__Problem description__: Identify the lines that include the word "false", then copy all of them.

__Data lines__:
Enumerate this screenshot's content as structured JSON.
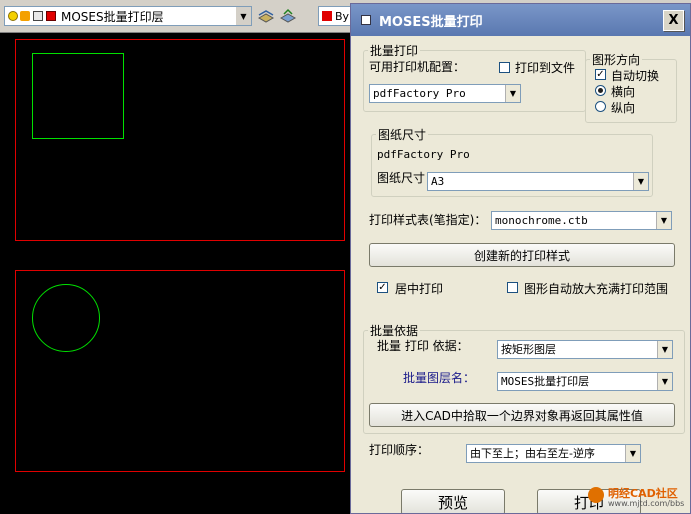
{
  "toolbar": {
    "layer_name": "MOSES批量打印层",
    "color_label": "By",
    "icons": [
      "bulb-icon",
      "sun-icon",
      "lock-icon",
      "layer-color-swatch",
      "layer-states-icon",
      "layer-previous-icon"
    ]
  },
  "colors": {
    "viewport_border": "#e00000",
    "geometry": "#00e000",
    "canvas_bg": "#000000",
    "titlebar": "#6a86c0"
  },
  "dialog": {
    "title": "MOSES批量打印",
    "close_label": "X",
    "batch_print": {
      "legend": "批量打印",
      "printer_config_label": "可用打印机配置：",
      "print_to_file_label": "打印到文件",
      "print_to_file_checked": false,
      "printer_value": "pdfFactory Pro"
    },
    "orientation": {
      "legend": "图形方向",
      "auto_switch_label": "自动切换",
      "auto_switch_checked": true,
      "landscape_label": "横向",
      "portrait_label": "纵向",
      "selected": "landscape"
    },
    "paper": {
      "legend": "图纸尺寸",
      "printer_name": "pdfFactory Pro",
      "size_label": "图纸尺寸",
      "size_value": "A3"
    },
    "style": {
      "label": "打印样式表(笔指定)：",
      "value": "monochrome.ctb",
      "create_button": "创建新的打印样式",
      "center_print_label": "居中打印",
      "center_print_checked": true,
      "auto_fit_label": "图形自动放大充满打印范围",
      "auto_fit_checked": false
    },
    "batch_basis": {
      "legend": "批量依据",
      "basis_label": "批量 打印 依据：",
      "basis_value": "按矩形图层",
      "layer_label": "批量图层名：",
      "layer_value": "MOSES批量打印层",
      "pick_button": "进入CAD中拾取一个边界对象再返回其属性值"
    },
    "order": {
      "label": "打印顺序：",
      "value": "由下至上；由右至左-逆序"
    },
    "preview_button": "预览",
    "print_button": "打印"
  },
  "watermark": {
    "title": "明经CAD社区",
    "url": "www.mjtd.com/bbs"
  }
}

__Exercise solution__:
      "print_to_file_checked": false,
      "auto_fit_checked": false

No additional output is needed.